>>>

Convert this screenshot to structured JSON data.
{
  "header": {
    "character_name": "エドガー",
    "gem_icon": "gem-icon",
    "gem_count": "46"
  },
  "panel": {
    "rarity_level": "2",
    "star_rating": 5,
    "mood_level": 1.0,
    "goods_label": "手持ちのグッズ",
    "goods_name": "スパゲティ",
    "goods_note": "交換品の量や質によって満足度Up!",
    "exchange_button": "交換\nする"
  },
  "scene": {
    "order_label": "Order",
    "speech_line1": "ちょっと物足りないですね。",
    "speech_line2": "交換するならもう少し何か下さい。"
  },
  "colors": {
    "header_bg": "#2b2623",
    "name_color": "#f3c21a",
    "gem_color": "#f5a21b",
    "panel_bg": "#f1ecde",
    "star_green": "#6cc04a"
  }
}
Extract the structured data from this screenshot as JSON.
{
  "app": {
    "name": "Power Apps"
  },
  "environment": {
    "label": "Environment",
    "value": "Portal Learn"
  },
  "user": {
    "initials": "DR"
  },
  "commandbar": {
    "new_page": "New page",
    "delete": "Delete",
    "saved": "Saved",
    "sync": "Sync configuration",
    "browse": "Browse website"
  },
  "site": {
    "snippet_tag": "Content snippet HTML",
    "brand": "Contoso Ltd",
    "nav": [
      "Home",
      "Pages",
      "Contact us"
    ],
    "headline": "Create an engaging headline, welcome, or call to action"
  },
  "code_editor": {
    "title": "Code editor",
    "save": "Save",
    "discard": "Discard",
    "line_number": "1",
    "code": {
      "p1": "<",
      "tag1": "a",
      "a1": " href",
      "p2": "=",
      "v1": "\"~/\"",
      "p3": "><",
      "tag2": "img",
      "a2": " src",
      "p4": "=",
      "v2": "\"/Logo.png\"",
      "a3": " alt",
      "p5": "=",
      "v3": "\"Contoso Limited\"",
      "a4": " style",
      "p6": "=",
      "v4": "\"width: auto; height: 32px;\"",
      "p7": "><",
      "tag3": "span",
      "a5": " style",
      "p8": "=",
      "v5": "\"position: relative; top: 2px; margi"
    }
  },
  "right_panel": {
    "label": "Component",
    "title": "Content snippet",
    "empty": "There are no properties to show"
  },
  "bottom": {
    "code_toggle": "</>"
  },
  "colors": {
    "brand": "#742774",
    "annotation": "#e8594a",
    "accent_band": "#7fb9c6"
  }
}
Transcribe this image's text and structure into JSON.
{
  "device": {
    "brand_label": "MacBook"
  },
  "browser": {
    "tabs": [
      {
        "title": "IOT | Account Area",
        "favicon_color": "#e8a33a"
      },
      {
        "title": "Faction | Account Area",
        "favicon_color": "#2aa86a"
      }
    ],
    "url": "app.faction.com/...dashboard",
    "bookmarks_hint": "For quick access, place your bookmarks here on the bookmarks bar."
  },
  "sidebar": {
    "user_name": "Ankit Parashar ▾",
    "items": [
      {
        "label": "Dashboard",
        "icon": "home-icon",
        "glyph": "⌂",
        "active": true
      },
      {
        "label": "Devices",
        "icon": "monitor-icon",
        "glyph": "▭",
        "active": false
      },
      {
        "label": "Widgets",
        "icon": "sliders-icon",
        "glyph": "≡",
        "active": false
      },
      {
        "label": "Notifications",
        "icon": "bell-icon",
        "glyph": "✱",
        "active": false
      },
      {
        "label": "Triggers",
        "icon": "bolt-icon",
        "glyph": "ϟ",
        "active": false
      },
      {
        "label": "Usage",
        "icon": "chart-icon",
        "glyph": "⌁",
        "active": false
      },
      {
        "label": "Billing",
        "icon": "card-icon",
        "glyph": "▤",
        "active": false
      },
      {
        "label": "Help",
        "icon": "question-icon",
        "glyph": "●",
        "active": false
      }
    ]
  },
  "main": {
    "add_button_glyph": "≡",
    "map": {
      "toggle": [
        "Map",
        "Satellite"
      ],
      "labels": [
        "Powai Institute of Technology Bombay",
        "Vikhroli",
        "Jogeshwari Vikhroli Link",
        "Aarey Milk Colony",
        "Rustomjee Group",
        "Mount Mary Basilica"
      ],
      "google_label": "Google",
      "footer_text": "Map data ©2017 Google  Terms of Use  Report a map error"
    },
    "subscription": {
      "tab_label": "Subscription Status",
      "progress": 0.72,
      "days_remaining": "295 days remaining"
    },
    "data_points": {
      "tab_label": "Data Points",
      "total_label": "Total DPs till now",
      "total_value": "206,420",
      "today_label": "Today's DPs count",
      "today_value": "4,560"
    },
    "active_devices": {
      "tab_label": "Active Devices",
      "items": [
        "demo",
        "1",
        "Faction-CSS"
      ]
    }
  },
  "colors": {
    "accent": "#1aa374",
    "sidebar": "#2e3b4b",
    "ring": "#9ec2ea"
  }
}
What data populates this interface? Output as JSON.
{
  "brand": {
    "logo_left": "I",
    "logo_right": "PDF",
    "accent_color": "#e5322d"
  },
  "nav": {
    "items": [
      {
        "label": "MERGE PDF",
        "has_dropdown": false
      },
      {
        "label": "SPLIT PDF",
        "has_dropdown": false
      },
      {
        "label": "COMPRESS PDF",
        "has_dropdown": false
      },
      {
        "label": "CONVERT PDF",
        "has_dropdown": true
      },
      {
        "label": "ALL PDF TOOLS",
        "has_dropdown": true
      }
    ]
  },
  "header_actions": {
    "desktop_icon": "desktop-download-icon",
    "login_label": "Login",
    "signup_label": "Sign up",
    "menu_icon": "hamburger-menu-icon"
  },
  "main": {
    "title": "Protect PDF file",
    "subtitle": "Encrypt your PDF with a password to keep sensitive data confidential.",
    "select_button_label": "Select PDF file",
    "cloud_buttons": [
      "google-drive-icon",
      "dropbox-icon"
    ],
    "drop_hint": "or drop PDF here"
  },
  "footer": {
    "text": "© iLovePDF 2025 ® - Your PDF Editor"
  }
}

<<<

Work required: Reproduce only those lines of the entries above that run from the line with "What data populates" to the final line.

Written answer:
What data populates this interface? Output as JSON.
{
  "brand": {
    "logo_left": "I",
    "logo_right": "PDF",
    "accent_color": "#e5322d"
  },
  "nav": {
    "items": [
      {
        "label": "MERGE PDF",
        "has_dropdown": false
      },
      {
        "label": "SPLIT PDF",
        "has_dropdown": false
      },
      {
        "label": "COMPRESS PDF",
        "has_dropdown": false
      },
      {
        "label": "CONVERT PDF",
        "has_dropdown": true
      },
      {
        "label": "ALL PDF TOOLS",
        "has_dropdown": true
      }
    ]
  },
  "header_actions": {
    "desktop_icon": "desktop-download-icon",
    "login_label": "Login",
    "signup_label": "Sign up",
    "menu_icon": "hamburger-menu-icon"
  },
  "main": {
    "title": "Protect PDF file",
    "subtitle": "Encrypt your PDF with a password to keep sensitive data confidential.",
    "select_button_label": "Select PDF file",
    "cloud_buttons": [
      "google-drive-icon",
      "dropbox-icon"
    ],
    "drop_hint": "or drop PDF here"
  },
  "footer": {
    "text": "© iLovePDF 2025 ® - Your PDF Editor"
  }
}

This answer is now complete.